> [Instructions to follow]: State only the count of lines in the listing below that hold "должны".

Dataset items:
— START —
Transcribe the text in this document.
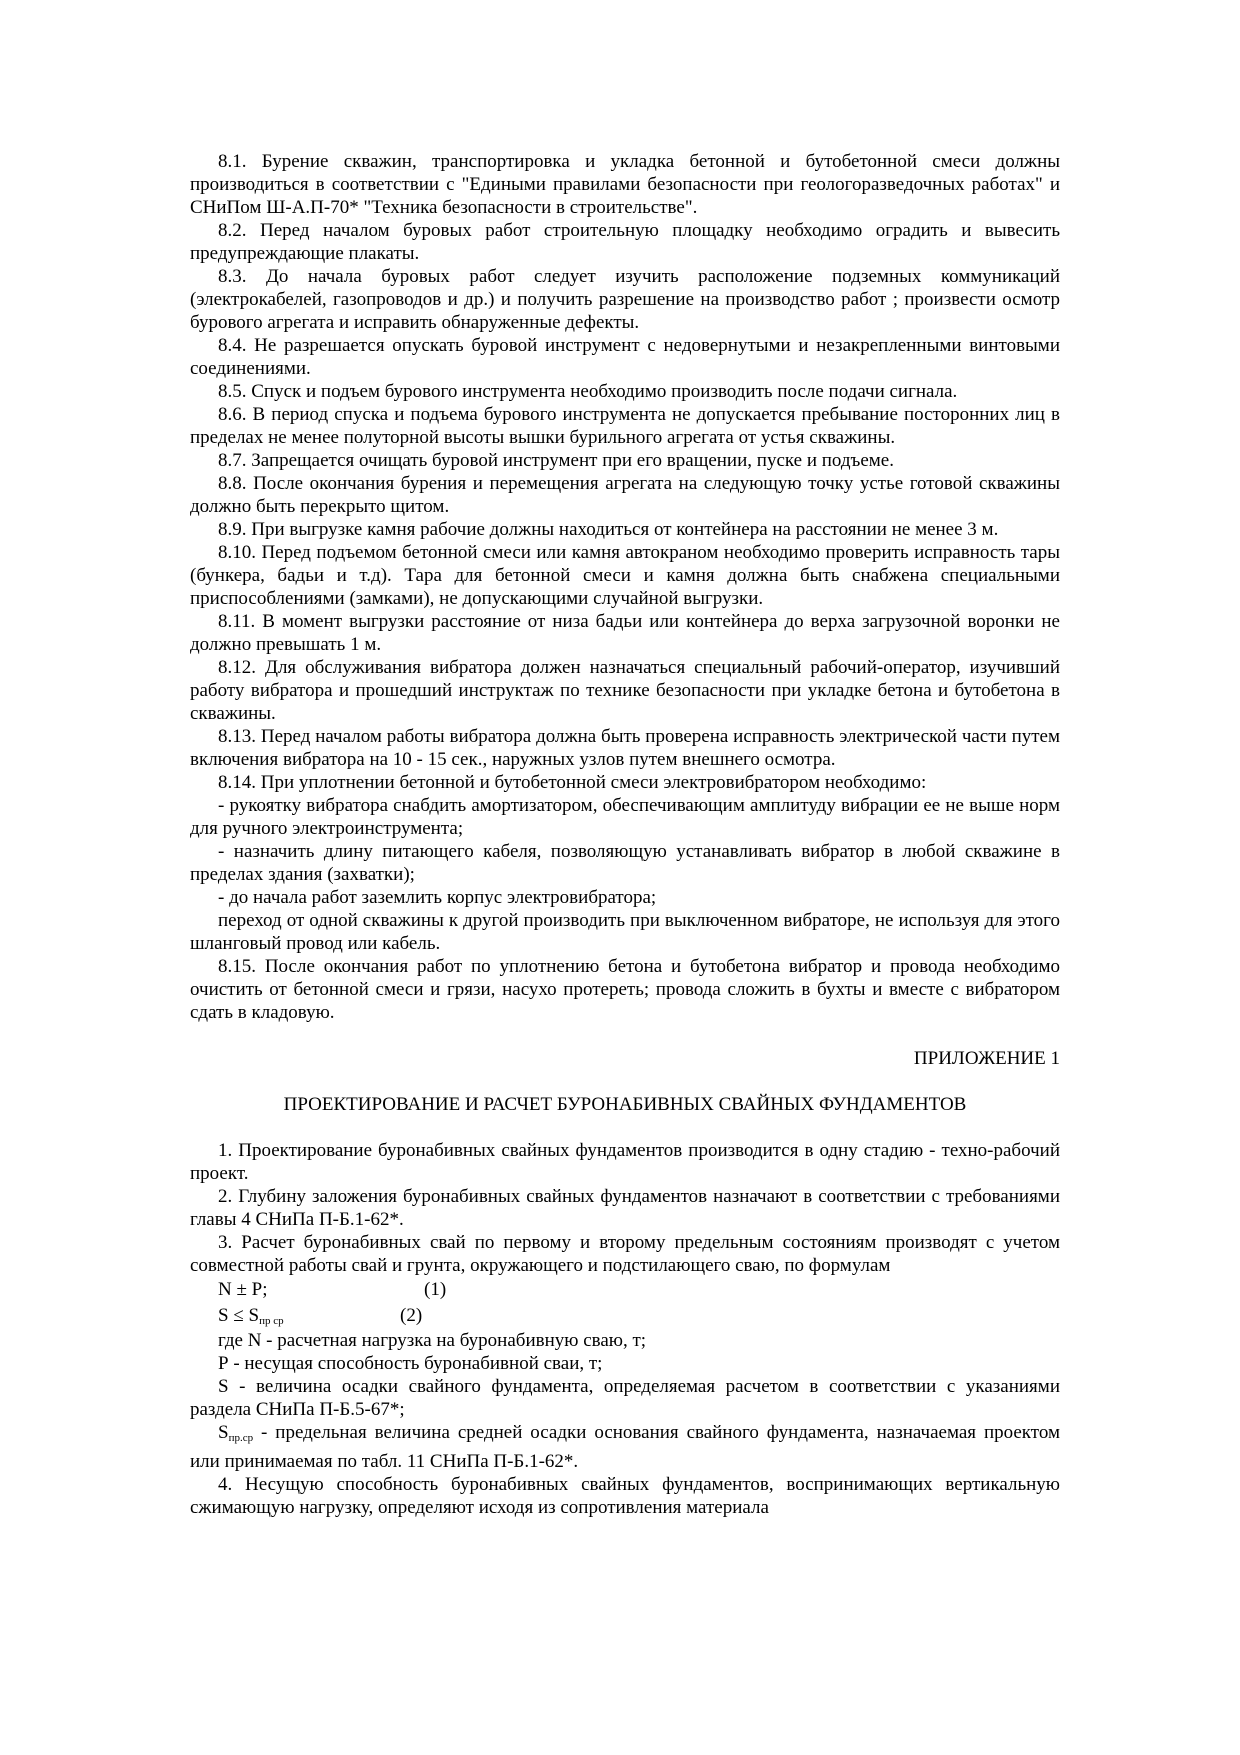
8.1. Бурение скважин, транспортировка и укладка бетонной и бутобетонной смеси должны производиться в соответствии с "Едиными правилами безопасности при геологоразведочных работах" и СНиПом Ш-А.П-70* "Техника безопасности в строительстве".

8.2. Перед началом буровых работ строительную площадку необходимо оградить и вывесить предупреждающие плакаты.

8.3. До начала буровых работ следует изучить расположение подземных коммуникаций (электрокабелей, газопроводов и др.) и получить разрешение на производство работ ; произвести осмотр бурового агрегата и исправить обнаруженные дефекты.

8.4. Не разрешается опускать буровой инструмент с недовернутыми и незакрепленными винтовыми соединениями.

8.5. Спуск и подъем бурового инструмента необходимо производить после подачи сигнала.

8.6. В период спуска и подъема бурового инструмента не допускается пребывание посторонних лиц в пределах не менее полуторной высоты вышки бурильного агрегата от устья скважины.

8.7. Запрещается очищать буровой инструмент при его вращении, пуске и подъеме.

8.8. После окончания бурения и перемещения агрегата на следующую точку устье готовой скважины должно быть перекрыто щитом.

8.9. При выгрузке камня рабочие должны находиться от контейнера на расстоянии не менее 3 м.

8.10. Перед подъемом бетонной смеси или камня автокраном необходимо проверить исправность тары (бункера, бадьи и т.д). Тара для бетонной смеси и камня должна быть снабжена специальными приспособлениями (замками), не допускающими случайной выгрузки.

8.11. В момент выгрузки расстояние от низа бадьи или контейнера до верха загрузочной воронки не должно превышать 1 м.

8.12. Для обслуживания вибратора должен назначаться специальный рабочий-оператор, изучивший работу вибратора и прошедший инструктаж по технике безопасности при укладке бетона и бутобетона в скважины.

8.13. Перед началом работы вибратора должна быть проверена исправность электрической части путем включения вибратора на 10 - 15 сек., наружных узлов путем внешнего осмотра.

8.14. При уплотнении бетонной и бутобетонной смеси электровибратором необходимо:

- рукоятку вибратора снабдить амортизатором, обеспечивающим амплитуду вибрации ее не выше норм для ручного электроинструмента;

- назначить длину питающего кабеля, позволяющую устанавливать вибратор в любой скважине в пределах здания (захватки);

- до начала работ заземлить корпус электровибратора;

переход от одной скважины к другой производить при выключенном вибраторе, не используя для этого шланговый провод или кабель.

8.15. После окончания работ по уплотнению бетона и бутобетона вибратор и провода необходимо очистить от бетонной смеси и грязи, насухо протереть; провода сложить в бухты и вместе с вибратором сдать в кладовую.

ПРИЛОЖЕНИЕ 1

ПРОЕКТИРОВАНИЕ И РАСЧЕТ БУРОНАБИВНЫХ СВАЙНЫХ ФУНДАМЕНТОВ

1. Проектирование буронабивных свайных фундаментов производится в одну стадию - техно-рабочий проект.

2. Глубину заложения буронабивных свайных фундаментов назначают в соответствии с требованиями главы 4 СНиПа П-Б.1-62*.

3. Расчет буронабивных свай по первому и второму предельным состояниям производят с учетом совместной работы свай и грунта, окружающего и подстилающего сваю, по формулам

N ± P;	(1)

$S \le S_{пр ср}$	(2)

где N - расчетная нагрузка на буронабивную сваю, т;

Р - несущая способность буронабивной сваи, т;

S - величина осадки свайного фундамента, определяемая расчетом в соответствии с указаниями раздела СНиПа П-Б.5-67*;

$S_{пр.ср}$ - предельная величина средней осадки основания свайного фундамента, назначаемая проектом или принимаемая по табл. 11 СНиПа П-Б.1-62*.

4. Несущую способность буронабивных свайных фундаментов, воспринимающих вертикальную сжимающую нагрузку, определяют исходя из сопротивления материала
— END —
> [Answer to the problem]: 2